● **What needs to be done**:
Within the records that follow, find every line containing the string "meta". Copy those lines.

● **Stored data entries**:
##############################

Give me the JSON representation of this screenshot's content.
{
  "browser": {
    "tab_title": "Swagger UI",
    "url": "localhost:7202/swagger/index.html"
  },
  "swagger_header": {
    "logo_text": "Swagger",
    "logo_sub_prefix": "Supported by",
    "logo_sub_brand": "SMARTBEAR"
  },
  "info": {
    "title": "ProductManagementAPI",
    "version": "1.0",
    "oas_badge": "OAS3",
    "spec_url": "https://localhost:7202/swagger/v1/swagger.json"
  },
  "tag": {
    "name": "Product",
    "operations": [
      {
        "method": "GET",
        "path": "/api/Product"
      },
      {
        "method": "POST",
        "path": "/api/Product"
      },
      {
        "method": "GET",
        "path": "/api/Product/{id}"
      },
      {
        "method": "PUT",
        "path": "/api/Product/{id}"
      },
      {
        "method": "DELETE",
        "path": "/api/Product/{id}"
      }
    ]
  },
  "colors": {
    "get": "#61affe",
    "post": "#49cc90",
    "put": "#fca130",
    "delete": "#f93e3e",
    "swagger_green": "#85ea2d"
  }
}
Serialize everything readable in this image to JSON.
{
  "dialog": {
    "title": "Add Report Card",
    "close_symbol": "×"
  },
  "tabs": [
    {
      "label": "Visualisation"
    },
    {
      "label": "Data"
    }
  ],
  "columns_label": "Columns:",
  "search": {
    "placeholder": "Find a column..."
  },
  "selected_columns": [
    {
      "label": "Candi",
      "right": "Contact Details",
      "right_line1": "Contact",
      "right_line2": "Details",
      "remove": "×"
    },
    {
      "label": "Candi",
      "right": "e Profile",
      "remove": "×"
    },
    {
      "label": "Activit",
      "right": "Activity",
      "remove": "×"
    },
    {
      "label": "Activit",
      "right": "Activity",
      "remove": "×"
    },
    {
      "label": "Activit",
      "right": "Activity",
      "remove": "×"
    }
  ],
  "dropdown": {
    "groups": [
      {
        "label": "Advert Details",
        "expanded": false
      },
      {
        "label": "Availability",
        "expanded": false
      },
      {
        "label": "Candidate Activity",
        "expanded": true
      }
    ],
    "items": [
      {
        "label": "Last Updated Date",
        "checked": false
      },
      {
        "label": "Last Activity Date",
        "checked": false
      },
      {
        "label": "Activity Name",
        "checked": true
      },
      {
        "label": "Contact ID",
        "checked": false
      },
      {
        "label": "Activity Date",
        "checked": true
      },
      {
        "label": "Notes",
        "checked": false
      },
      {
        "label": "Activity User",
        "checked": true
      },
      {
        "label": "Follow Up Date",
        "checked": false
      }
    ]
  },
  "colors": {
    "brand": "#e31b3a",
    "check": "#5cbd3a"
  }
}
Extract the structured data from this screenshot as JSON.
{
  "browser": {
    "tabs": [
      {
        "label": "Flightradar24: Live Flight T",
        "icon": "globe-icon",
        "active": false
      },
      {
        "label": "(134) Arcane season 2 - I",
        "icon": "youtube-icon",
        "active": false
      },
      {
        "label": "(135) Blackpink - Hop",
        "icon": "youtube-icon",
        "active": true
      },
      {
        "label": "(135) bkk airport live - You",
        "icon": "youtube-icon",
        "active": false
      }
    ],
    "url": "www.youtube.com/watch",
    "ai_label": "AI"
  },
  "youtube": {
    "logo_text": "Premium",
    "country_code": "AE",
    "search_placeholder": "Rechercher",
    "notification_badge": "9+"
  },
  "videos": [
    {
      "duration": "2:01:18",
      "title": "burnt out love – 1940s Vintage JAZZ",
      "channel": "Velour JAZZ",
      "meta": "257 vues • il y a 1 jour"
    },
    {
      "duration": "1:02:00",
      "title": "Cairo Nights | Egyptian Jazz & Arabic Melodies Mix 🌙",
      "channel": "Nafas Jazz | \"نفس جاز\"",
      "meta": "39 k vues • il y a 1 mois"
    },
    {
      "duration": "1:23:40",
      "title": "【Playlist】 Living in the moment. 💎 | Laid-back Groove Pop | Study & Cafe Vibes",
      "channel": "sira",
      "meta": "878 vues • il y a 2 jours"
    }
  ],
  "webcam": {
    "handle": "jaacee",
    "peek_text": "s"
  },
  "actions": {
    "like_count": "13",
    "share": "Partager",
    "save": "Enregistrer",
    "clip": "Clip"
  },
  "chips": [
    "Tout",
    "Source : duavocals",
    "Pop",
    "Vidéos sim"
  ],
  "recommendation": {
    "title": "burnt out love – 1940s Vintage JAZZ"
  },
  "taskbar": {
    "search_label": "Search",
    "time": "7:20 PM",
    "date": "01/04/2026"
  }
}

##############################

● **Correct output**:
      "meta": "257 vues • il y a 1 jour"
      "meta": "39 k vues • il y a 1 mois"
      "meta": "878 vues • il y a 2 jours"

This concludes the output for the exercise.